PROBLEM:
Show every line of the records below that contains the word "trials".

Figure content listings

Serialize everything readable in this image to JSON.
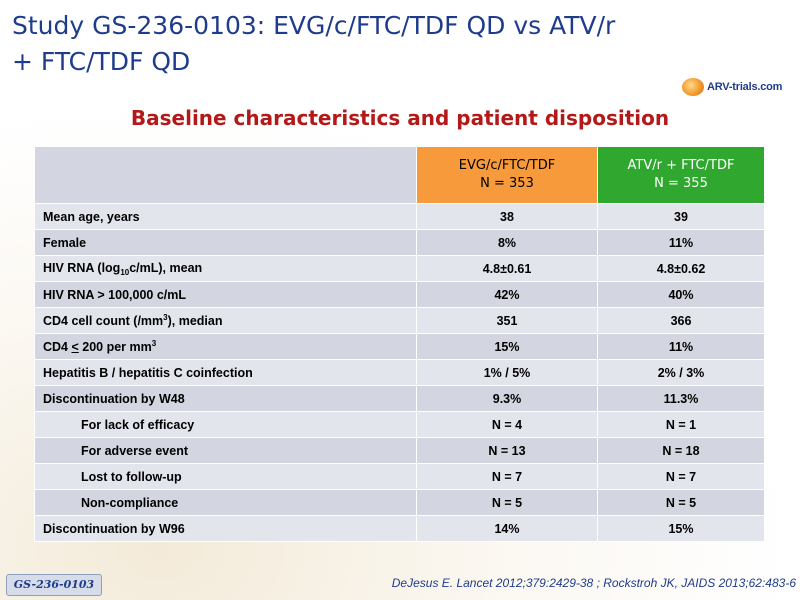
{
  "title": {
    "line1": "Study GS-236-0103: EVG/c/FTC/TDF QD vs ATV/r",
    "line2": "+ FTC/TDF QD"
  },
  "logo": {
    "text": "ARV-trials.com",
    "icon": "arv-trials-logo-icon"
  },
  "subtitle": "Baseline characteristics and patient disposition",
  "table": {
    "headers": [
      {
        "line1": "EVG/c/FTC/TDF",
        "line2": "N = 353",
        "color": "#f79a3c"
      },
      {
        "line1": "ATV/r + FTC/TDF",
        "line2": "N = 355",
        "color": "#30a830"
      }
    ],
    "rows": [
      {
        "label": "Mean age, years",
        "evg": "38",
        "atv": "39"
      },
      {
        "label": "Female",
        "evg": "8%",
        "atv": "11%"
      },
      {
        "label_pre": "HIV RNA (log",
        "label_sub": "10",
        "label_post": "c/mL), mean",
        "evg": "4.8±0.61",
        "atv": "4.8±0.62"
      },
      {
        "label": "HIV RNA > 100,000 c/mL",
        "evg": "42%",
        "atv": "40%"
      },
      {
        "label_pre": "CD4 cell count (/mm",
        "label_sup": "3",
        "label_post": "), median",
        "evg": "351",
        "atv": "366"
      },
      {
        "label_pre": "CD4 ",
        "label_u": "<",
        "label_mid": " 200 per mm",
        "label_sup": "3",
        "evg": "15%",
        "atv": "11%"
      },
      {
        "label": "Hepatitis B / hepatitis C coinfection",
        "evg": "1% / 5%",
        "atv": "2% / 3%"
      },
      {
        "label": "Discontinuation by W48",
        "evg": "9.3%",
        "atv": "11.3%"
      },
      {
        "label": "For lack of efficacy",
        "evg": "N = 4",
        "atv": "N = 1"
      },
      {
        "label": "For adverse event",
        "evg": "N = 13",
        "atv": "N = 18"
      },
      {
        "label": "Lost to follow-up",
        "evg": "N = 7",
        "atv": "N = 7"
      },
      {
        "label": "Non-compliance",
        "evg": "N = 5",
        "atv": "N = 5"
      },
      {
        "label": "Discontinuation by W96",
        "evg": "14%",
        "atv": "15%"
      }
    ]
  },
  "footer": {
    "tag": "GS-236-0103",
    "reference": "DeJesus E. Lancet 2012;379:2429-38 ; Rockstroh JK, JAIDS 2013;62:483-6"
  }
}
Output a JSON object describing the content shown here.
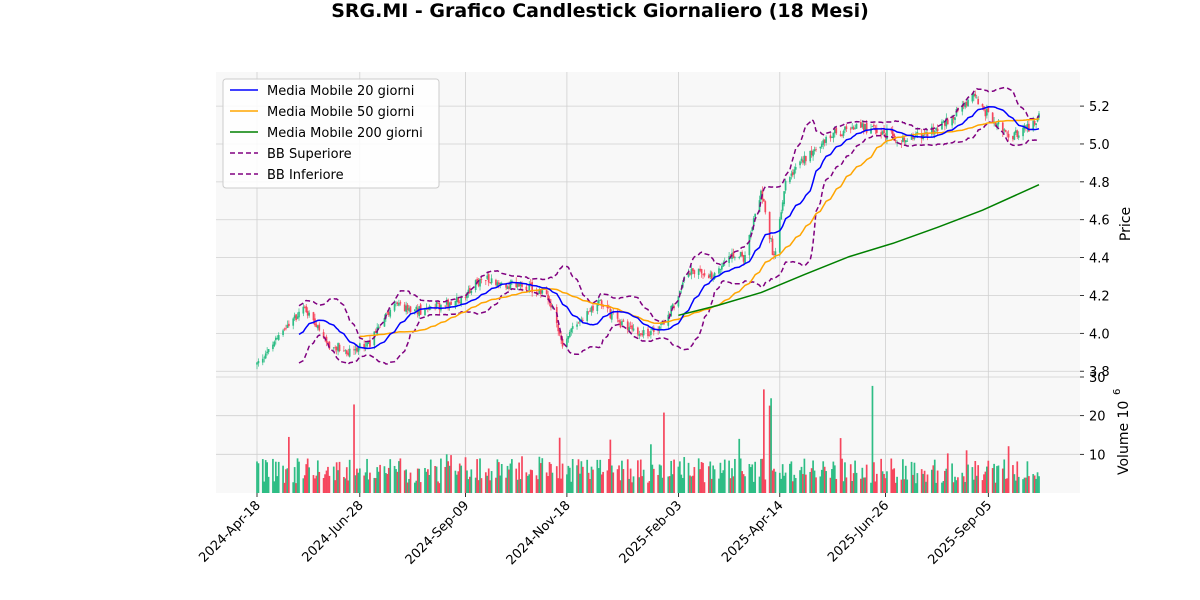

WRITTEN ANSWER:
    "text": "ARV-trials.com",
    "icon": "arv-trials-logo-icon"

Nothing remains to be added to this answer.